■ Written exercise
From the data that follows, copy every line holding the string "text".

################

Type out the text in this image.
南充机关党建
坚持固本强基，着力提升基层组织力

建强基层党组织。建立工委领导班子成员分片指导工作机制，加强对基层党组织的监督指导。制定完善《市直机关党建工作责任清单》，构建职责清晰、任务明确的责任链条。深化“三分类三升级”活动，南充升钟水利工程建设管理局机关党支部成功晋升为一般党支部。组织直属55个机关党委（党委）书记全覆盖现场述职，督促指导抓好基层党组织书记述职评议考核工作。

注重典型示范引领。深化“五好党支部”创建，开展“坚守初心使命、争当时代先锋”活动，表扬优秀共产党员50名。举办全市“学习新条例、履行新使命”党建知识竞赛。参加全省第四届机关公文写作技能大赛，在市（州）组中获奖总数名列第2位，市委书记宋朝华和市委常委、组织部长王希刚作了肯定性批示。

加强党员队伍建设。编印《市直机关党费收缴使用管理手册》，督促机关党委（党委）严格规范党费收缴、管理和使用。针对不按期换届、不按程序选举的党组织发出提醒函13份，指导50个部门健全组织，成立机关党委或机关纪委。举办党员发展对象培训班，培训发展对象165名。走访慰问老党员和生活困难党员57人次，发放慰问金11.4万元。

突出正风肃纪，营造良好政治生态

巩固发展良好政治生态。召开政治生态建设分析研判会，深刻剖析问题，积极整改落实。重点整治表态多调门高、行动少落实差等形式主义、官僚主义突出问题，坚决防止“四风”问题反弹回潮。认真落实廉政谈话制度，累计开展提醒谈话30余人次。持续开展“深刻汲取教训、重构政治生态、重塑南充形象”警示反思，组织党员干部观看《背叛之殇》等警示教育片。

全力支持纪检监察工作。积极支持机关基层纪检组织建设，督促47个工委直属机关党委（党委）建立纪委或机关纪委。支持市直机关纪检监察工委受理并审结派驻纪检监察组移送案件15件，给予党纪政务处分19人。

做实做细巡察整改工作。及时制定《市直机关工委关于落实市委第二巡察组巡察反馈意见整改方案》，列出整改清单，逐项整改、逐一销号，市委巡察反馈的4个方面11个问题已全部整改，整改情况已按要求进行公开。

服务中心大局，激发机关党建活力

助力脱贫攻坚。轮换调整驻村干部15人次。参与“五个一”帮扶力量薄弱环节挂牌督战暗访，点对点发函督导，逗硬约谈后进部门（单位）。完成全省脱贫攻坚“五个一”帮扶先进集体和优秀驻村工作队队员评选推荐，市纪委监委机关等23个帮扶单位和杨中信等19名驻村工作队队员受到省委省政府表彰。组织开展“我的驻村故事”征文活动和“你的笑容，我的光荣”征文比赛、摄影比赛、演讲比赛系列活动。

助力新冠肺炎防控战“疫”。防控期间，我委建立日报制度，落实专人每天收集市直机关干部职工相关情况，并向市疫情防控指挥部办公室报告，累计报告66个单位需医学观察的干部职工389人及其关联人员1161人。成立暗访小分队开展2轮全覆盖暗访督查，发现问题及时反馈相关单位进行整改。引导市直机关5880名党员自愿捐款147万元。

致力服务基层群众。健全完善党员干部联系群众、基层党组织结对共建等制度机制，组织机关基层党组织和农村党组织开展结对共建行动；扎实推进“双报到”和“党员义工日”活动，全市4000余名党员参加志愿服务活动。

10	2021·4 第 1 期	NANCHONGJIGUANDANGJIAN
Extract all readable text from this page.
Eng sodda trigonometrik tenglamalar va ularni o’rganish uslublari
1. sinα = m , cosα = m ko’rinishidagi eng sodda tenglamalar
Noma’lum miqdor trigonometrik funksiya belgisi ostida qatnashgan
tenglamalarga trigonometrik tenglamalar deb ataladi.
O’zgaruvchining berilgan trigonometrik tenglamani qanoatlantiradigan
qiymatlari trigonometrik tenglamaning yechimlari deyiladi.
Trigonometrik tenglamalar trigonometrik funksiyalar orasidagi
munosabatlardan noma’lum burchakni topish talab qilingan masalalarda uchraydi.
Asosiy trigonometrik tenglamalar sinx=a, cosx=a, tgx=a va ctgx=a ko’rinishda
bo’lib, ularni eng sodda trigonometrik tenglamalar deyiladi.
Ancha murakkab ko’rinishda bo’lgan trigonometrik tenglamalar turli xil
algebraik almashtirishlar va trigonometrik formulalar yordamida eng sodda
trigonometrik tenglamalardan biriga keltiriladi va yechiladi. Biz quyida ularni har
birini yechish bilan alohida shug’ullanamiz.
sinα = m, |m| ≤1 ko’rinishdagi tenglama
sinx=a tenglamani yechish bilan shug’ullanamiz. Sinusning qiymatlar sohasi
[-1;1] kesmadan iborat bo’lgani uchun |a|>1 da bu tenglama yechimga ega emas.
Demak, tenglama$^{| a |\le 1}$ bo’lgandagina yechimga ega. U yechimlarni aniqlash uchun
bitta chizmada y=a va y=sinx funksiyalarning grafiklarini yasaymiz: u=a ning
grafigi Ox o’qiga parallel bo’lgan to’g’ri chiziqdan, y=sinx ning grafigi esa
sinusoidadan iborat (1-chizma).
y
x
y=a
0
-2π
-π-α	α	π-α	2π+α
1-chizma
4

################

■ Reply to the exercise
Type out the text in this image.
Extract all readable text from this page.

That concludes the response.